Using the records below, locate all lines containing "Hungarian" and return them.

··········

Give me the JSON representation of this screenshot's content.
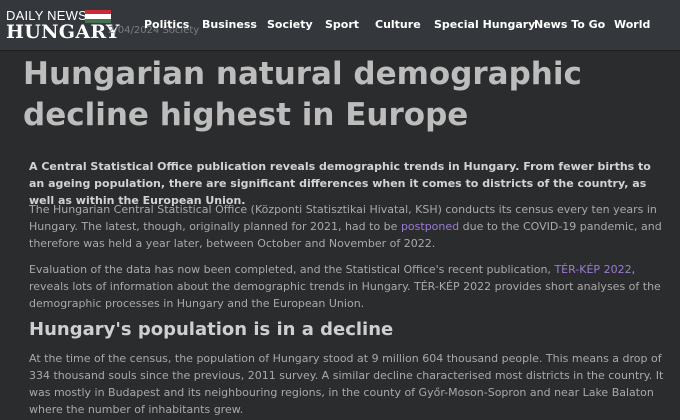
{
  "header": {
    "logo_line1": "DAILY NEWS",
    "logo_line2": "HUNGARY",
    "flag_colors": [
      "#ce2939",
      "#ffffff",
      "#477050"
    ],
    "meta": "2/04/2024 Society",
    "nav": [
      "Politics",
      "Business",
      "Society",
      "Sport",
      "Culture",
      "Special Hungary",
      "News To Go",
      "World"
    ]
  },
  "article": {
    "title": "Hungarian natural demographic decline highest in Europe",
    "lead": "A Central Statistical Office publication reveals demographic trends in Hungary. From fewer births to an ageing population, there are significant differences when it comes to districts of the country, as well as within the European Union.",
    "p1_before": "The Hungarian Central Statistical Office (Központi Statisztikai Hivatal, KSH) conducts its census every ten years in Hungary. The latest, though, originally planned for 2021, had to be ",
    "p1_link": "postponed",
    "p1_after": " due to the COVID-19 pandemic, and therefore was held a year later, between October and November of 2022.",
    "p2_before": "Evaluation of the data has now been completed, and the Statistical Office's recent publication, ",
    "p2_link": "TÉR-KÉP 2022",
    "p2_after": ", reveals lots of information about the demographic trends in Hungary. TÉR-KÉP 2022 provides short analyses of the demographic processes in Hungary and the European Union.",
    "h2": "Hungary's population is in a decline",
    "p3": "At the time of the census, the population of Hungary stood at 9 million 604 thousand people. This means a drop of 334 thousand souls since the previous, 2011 survey. A similar decline characterised most districts in the country. It was mostly in Budapest and its neighbouring regions, in the county of Győr-Moson-Sopron and near Lake Balaton where the number of inhabitants grew."
  }
}
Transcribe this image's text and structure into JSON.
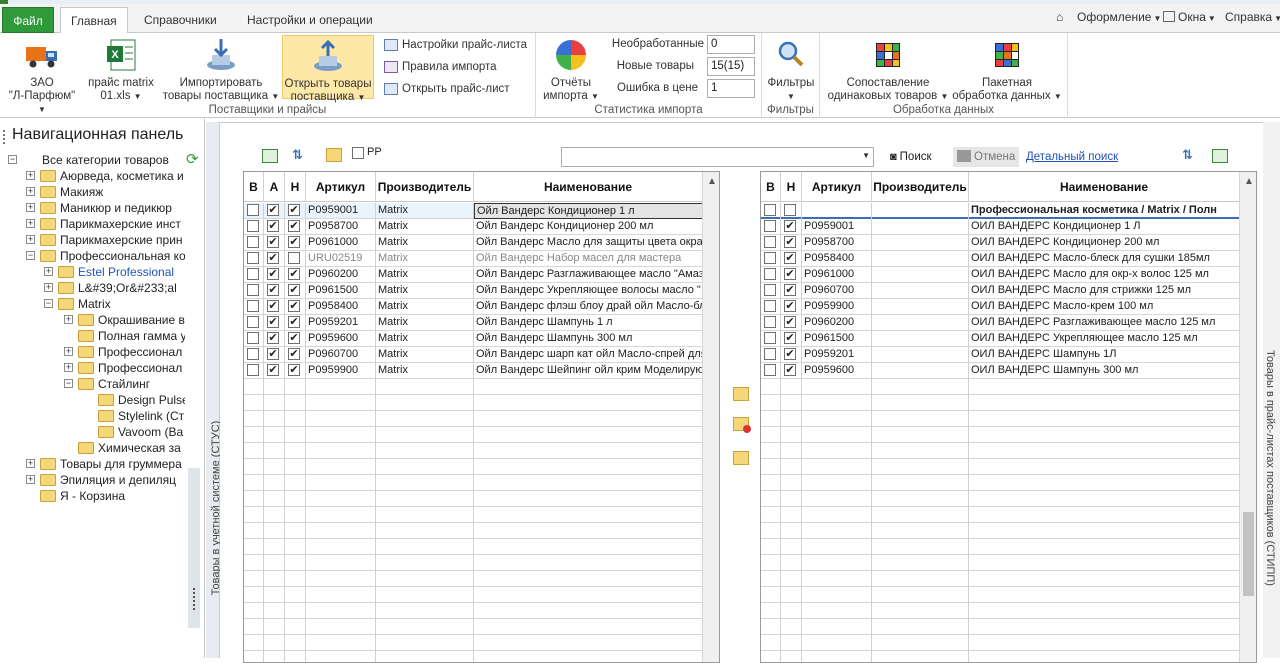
{
  "tabs": {
    "file": "Файл",
    "items": [
      "Главная",
      "Справочники",
      "Настройки и операции"
    ],
    "right": [
      "Оформление",
      "Окна",
      "Справка"
    ]
  },
  "ribbon": {
    "group1": {
      "title": "Поставщики и прайсы",
      "btn_supplier": [
        "ЗАО",
        "\"Л-Парфюм\""
      ],
      "btn_price": [
        "прайс matrix",
        "01.xls"
      ],
      "btn_import": [
        "Импортировать",
        "товары поставщика"
      ],
      "btn_open": [
        "Открыть товары",
        "поставщика"
      ],
      "small": [
        "Настройки прайс-листа",
        "Правила импорта",
        "Открыть прайс-лист"
      ]
    },
    "group2": {
      "title": "Статистика импорта",
      "btn_reports": [
        "Отчёты",
        "импорта"
      ],
      "labels": [
        "Необработанные",
        "Новые товары",
        "Ошибка в цене"
      ],
      "values": [
        "0",
        "15(15)",
        "1"
      ]
    },
    "group3": {
      "title": "Фильтры",
      "btn": "Фильтры"
    },
    "group4": {
      "title": "Обработка данных",
      "btn_match": [
        "Сопоставление",
        "одинаковых товаров"
      ],
      "btn_batch": [
        "Пакетная",
        "обработка данных"
      ]
    }
  },
  "nav": {
    "title": "Навигационная панель",
    "tree": [
      {
        "label": "Все категории товаров",
        "level": 0,
        "exp": "−"
      },
      {
        "label": "Аюрведа, косметика и",
        "level": 1,
        "exp": "+"
      },
      {
        "label": "Макияж",
        "level": 1,
        "exp": "+"
      },
      {
        "label": "Маникюр и педикюр",
        "level": 1,
        "exp": "+"
      },
      {
        "label": "Парикмахерские инст",
        "level": 1,
        "exp": "+"
      },
      {
        "label": "Парикмахерские прин",
        "level": 1,
        "exp": "+"
      },
      {
        "label": "Профессиональная ко",
        "level": 1,
        "exp": "−"
      },
      {
        "label": "Estel Professional",
        "level": 2,
        "exp": "+",
        "blue": true
      },
      {
        "label": "L&#39;Or&#233;al",
        "level": 2,
        "exp": "+"
      },
      {
        "label": "Matrix",
        "level": 2,
        "exp": "−"
      },
      {
        "label": "Окрашивание в",
        "level": 3,
        "exp": "+"
      },
      {
        "label": "Полная гамма у",
        "level": 3,
        "exp": ""
      },
      {
        "label": "Профессионал",
        "level": 3,
        "exp": "+"
      },
      {
        "label": "Профессионал",
        "level": 3,
        "exp": "+"
      },
      {
        "label": "Стайлинг",
        "level": 3,
        "exp": "−"
      },
      {
        "label": "Design Pulse",
        "level": 4,
        "exp": ""
      },
      {
        "label": "Stylelink (Ст",
        "level": 4,
        "exp": ""
      },
      {
        "label": "Vavoom (Ва",
        "level": 4,
        "exp": ""
      },
      {
        "label": "Химическая за",
        "level": 3,
        "exp": ""
      },
      {
        "label": "Товары для груммера",
        "level": 1,
        "exp": "+"
      },
      {
        "label": "Эпиляция и депиляц",
        "level": 1,
        "exp": "+"
      },
      {
        "label": "Я - Корзина",
        "level": 1,
        "exp": ""
      }
    ]
  },
  "side_labels": {
    "left": "Товары в учетной системе (СТУС)",
    "right": "Товары в прайс-листах поставщиков (СТИПП)"
  },
  "toolbar": {
    "pp_label": "PP",
    "search_button": "Поиск",
    "cancel_button": "Отмена",
    "detailed_search": "Детальный поиск"
  },
  "left_grid": {
    "headers": [
      "В",
      "А",
      "Н",
      "Артикул",
      "Производитель",
      "Наименование"
    ],
    "rows": [
      {
        "v": false,
        "a": true,
        "n": true,
        "article": "P0959001",
        "maker": "Matrix",
        "name": "Ойл Вандерс  Кондиционер 1 л",
        "sel": true
      },
      {
        "v": false,
        "a": true,
        "n": true,
        "article": "P0958700",
        "maker": "Matrix",
        "name": "Ойл Вандерс  Кондиционер 200 мл"
      },
      {
        "v": false,
        "a": true,
        "n": true,
        "article": "P0961000",
        "maker": "Matrix",
        "name": "Ойл Вандерс  Масло для защиты цвета окра"
      },
      {
        "v": false,
        "a": true,
        "n": false,
        "article": "URU02519",
        "maker": "Matrix",
        "name": "Ойл Вандерс  Набор масел для мастера",
        "gray": true
      },
      {
        "v": false,
        "a": true,
        "n": true,
        "article": "P0960200",
        "maker": "Matrix",
        "name": "Ойл Вандерс  Разглаживающее масло \"Амазо"
      },
      {
        "v": false,
        "a": true,
        "n": true,
        "article": "P0961500",
        "maker": "Matrix",
        "name": "Ойл Вандерс  Укрепляющее волосы масло \""
      },
      {
        "v": false,
        "a": true,
        "n": true,
        "article": "P0958400",
        "maker": "Matrix",
        "name": "Ойл Вандерс флэш блоу драй ойл  Масло-бле"
      },
      {
        "v": false,
        "a": true,
        "n": true,
        "article": "P0959201",
        "maker": "Matrix",
        "name": "Ойл Вандерс  Шампунь 1 л"
      },
      {
        "v": false,
        "a": true,
        "n": true,
        "article": "P0959600",
        "maker": "Matrix",
        "name": "Ойл Вандерс  Шампунь 300 мл"
      },
      {
        "v": false,
        "a": true,
        "n": true,
        "article": "P0960700",
        "maker": "Matrix",
        "name": "Ойл Вандерс шарп кат ойл  Масло-спрей для"
      },
      {
        "v": false,
        "a": true,
        "n": true,
        "article": "P0959900",
        "maker": "Matrix",
        "name": "Ойл Вандерс  Шейпинг ойл крим Моделирую"
      }
    ]
  },
  "right_grid": {
    "headers": [
      "В",
      "Н",
      "Артикул",
      "Производитель",
      "Наименование"
    ],
    "rows": [
      {
        "v": false,
        "n": false,
        "article": "",
        "maker": "",
        "name": "Профессиональная косметика / Matrix / Полн",
        "header": true
      },
      {
        "v": false,
        "n": true,
        "article": "P0959001",
        "maker": "",
        "name": "ОИЛ ВАНДЕРС Кондиционер 1 Л"
      },
      {
        "v": false,
        "n": true,
        "article": "P0958700",
        "maker": "",
        "name": "ОИЛ ВАНДЕРС Кондиционер 200 мл"
      },
      {
        "v": false,
        "n": true,
        "article": "P0958400",
        "maker": "",
        "name": "ОИЛ ВАНДЕРС Масло-блеск для сушки 185мл"
      },
      {
        "v": false,
        "n": true,
        "article": "P0961000",
        "maker": "",
        "name": "ОИЛ ВАНДЕРС Масло для окр-х волос 125 мл"
      },
      {
        "v": false,
        "n": true,
        "article": "P0960700",
        "maker": "",
        "name": "ОИЛ ВАНДЕРС Масло для стрижки 125 мл"
      },
      {
        "v": false,
        "n": true,
        "article": "P0959900",
        "maker": "",
        "name": "ОИЛ ВАНДЕРС Масло-крем 100 мл"
      },
      {
        "v": false,
        "n": true,
        "article": "P0960200",
        "maker": "",
        "name": "ОИЛ ВАНДЕРС Разглаживающее масло 125 мл"
      },
      {
        "v": false,
        "n": true,
        "article": "P0961500",
        "maker": "",
        "name": "ОИЛ ВАНДЕРС Укрепляющее масло 125 мл"
      },
      {
        "v": false,
        "n": true,
        "article": "P0959201",
        "maker": "",
        "name": "ОИЛ ВАНДЕРС Шампунь 1Л"
      },
      {
        "v": false,
        "n": true,
        "article": "P0959600",
        "maker": "",
        "name": "ОИЛ ВАНДЕРС Шампунь 300 мл"
      }
    ]
  },
  "colors": {
    "file_tab": "#2e9a3a",
    "active_button": "#fde8a8",
    "link": "#1f4fb5",
    "selection": "#eaf3fb"
  }
}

··········

▶ **THE COMPLETED TASK**
    "title": "Hungarian natural demographic decline highest in Europe",
    "p1_before": "The Hungarian Central Statistical Office (Központi Statisztikai Hivatal, KSH) conducts its census every ten years in Hungary. The latest, though, originally planned for 2021, had to be ",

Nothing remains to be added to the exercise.